THE TASK :: Copy every line from the records below that holds the word "this".

MATERIAL PROVIDED ::
---+---

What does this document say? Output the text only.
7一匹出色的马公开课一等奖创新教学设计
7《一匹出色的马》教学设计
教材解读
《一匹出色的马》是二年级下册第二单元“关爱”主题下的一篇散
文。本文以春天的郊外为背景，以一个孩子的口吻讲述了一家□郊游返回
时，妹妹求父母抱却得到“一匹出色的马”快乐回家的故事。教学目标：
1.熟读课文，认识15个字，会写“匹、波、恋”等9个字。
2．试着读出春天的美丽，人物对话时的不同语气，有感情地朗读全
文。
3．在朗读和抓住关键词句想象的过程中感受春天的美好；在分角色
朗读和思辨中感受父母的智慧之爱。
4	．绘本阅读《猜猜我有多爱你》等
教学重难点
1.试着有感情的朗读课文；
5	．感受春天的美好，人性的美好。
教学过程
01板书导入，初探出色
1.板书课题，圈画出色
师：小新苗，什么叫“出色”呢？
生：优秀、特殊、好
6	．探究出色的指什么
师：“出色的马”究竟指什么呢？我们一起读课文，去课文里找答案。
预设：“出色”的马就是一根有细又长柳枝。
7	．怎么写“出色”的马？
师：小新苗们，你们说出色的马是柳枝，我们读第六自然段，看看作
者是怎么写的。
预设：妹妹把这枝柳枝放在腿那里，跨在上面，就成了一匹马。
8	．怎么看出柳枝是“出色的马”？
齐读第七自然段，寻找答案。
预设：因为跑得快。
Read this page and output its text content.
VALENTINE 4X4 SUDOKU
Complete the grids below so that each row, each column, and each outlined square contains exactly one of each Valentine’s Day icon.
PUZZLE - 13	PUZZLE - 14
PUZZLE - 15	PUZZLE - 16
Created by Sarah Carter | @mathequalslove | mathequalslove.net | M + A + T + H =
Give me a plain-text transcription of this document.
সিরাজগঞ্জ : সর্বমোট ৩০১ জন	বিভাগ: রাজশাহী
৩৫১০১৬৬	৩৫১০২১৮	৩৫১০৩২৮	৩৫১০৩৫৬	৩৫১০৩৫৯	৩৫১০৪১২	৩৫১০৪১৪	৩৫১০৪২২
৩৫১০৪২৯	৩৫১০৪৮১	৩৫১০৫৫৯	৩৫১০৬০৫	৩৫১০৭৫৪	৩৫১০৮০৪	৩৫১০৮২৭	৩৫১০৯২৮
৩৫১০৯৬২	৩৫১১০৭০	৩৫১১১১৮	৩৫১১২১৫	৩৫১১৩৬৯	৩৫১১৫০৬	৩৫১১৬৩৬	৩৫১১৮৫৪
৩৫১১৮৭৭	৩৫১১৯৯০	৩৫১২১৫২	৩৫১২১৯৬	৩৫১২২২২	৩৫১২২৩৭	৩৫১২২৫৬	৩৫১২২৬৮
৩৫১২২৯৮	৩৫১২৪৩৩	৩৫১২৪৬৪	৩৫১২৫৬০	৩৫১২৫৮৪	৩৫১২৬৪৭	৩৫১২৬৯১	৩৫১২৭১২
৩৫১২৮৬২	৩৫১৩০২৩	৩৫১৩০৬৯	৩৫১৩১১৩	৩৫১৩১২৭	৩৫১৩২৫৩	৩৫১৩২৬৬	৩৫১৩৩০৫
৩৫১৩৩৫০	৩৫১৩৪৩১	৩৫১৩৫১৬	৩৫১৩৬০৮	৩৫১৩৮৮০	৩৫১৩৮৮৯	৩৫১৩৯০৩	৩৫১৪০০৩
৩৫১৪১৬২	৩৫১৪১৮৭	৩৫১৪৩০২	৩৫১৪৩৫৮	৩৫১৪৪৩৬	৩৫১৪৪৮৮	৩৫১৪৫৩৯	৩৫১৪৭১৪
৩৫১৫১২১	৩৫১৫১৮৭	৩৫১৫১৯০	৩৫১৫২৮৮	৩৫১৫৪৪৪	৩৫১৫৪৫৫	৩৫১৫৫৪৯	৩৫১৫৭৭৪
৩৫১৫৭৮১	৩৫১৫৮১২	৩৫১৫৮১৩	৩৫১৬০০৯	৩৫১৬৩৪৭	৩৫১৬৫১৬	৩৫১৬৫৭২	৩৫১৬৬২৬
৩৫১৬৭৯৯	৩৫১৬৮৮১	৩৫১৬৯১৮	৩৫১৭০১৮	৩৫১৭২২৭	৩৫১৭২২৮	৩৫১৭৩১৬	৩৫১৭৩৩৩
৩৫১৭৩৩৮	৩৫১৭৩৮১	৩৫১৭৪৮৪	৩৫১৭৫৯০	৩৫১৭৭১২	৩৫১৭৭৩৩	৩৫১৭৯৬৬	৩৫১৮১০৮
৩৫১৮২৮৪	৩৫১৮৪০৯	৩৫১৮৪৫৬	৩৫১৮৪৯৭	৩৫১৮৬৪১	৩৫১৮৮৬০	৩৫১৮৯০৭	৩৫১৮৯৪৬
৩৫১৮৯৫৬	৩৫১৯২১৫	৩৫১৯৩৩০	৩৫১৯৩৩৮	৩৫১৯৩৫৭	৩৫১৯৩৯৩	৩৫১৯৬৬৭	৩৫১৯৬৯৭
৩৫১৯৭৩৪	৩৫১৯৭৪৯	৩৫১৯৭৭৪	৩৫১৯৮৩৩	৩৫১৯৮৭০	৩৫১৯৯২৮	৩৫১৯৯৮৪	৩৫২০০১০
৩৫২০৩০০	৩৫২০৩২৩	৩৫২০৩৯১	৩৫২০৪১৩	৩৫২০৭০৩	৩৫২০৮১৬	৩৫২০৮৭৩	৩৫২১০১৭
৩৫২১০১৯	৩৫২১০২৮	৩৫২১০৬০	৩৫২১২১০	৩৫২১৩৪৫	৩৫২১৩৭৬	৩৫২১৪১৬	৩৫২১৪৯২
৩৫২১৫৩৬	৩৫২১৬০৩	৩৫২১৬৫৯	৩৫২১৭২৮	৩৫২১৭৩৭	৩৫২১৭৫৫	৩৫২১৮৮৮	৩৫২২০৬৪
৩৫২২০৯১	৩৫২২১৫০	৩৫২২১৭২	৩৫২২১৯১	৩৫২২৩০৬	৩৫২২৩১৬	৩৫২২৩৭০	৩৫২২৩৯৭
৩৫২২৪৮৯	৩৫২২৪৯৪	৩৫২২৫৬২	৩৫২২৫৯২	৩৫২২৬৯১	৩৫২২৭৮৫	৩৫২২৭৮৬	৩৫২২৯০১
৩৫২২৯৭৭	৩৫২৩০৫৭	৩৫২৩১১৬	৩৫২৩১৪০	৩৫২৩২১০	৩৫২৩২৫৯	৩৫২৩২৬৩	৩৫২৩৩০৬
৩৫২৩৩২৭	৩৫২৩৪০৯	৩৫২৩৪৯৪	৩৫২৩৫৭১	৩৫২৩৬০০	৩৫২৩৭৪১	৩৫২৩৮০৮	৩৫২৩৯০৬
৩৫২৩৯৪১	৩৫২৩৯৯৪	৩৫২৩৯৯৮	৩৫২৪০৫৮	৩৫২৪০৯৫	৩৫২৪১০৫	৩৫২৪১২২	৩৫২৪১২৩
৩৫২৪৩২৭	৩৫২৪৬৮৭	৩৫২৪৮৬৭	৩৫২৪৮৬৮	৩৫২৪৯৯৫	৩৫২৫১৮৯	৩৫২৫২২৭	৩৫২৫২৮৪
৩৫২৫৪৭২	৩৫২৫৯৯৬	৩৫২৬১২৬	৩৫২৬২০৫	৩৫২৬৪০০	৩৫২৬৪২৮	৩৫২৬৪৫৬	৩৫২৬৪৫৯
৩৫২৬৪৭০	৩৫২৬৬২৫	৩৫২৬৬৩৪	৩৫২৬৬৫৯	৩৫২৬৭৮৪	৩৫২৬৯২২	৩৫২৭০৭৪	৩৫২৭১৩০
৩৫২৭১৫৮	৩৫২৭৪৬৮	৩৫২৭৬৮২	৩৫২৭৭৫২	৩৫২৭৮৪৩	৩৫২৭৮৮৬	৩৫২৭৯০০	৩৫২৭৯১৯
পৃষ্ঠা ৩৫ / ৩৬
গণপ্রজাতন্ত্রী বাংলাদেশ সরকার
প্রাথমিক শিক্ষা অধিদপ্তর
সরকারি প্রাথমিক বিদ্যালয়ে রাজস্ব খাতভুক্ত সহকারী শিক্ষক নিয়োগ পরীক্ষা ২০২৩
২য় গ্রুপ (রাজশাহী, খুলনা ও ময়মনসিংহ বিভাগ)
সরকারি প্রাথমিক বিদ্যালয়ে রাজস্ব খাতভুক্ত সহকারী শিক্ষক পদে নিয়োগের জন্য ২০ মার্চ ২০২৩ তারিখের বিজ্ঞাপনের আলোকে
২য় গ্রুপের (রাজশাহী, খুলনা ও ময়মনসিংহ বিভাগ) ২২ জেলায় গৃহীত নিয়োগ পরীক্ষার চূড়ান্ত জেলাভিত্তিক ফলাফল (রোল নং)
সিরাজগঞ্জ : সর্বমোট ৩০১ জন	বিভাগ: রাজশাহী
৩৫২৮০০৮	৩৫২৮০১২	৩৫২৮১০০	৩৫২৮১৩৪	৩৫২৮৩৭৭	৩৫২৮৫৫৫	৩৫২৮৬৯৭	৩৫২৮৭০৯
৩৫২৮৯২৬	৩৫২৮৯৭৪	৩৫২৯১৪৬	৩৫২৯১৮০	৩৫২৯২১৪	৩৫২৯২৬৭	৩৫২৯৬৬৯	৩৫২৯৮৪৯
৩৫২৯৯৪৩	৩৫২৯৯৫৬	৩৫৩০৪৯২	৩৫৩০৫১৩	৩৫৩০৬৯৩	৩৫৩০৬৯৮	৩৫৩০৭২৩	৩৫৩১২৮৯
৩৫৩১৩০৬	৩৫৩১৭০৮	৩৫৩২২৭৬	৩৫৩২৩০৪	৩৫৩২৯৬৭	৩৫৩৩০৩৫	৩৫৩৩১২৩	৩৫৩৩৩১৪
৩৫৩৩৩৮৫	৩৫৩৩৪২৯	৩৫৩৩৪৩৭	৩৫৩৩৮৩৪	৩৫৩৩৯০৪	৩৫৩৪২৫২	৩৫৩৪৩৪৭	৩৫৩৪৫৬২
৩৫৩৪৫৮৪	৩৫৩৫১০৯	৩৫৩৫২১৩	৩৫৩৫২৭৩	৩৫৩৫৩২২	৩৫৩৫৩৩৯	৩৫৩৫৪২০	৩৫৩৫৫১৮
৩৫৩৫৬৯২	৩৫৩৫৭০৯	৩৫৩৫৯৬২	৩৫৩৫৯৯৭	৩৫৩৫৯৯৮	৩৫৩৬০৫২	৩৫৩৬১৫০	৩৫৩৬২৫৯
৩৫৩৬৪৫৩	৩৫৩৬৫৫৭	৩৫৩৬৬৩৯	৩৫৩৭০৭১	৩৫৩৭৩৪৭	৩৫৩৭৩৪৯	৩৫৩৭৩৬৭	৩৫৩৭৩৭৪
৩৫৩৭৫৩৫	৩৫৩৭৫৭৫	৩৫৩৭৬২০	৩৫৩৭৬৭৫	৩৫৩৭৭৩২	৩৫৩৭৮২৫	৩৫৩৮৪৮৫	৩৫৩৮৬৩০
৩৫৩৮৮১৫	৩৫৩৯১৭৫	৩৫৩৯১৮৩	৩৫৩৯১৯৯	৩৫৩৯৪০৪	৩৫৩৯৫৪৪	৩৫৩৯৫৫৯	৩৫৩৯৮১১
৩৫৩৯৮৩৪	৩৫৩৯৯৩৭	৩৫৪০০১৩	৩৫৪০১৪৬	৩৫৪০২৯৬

---+---

EXERCISE ANSWER ::
What does this document say? Output the text only.
Read this page and output its text content.
Give me a plain-text transcription of this document.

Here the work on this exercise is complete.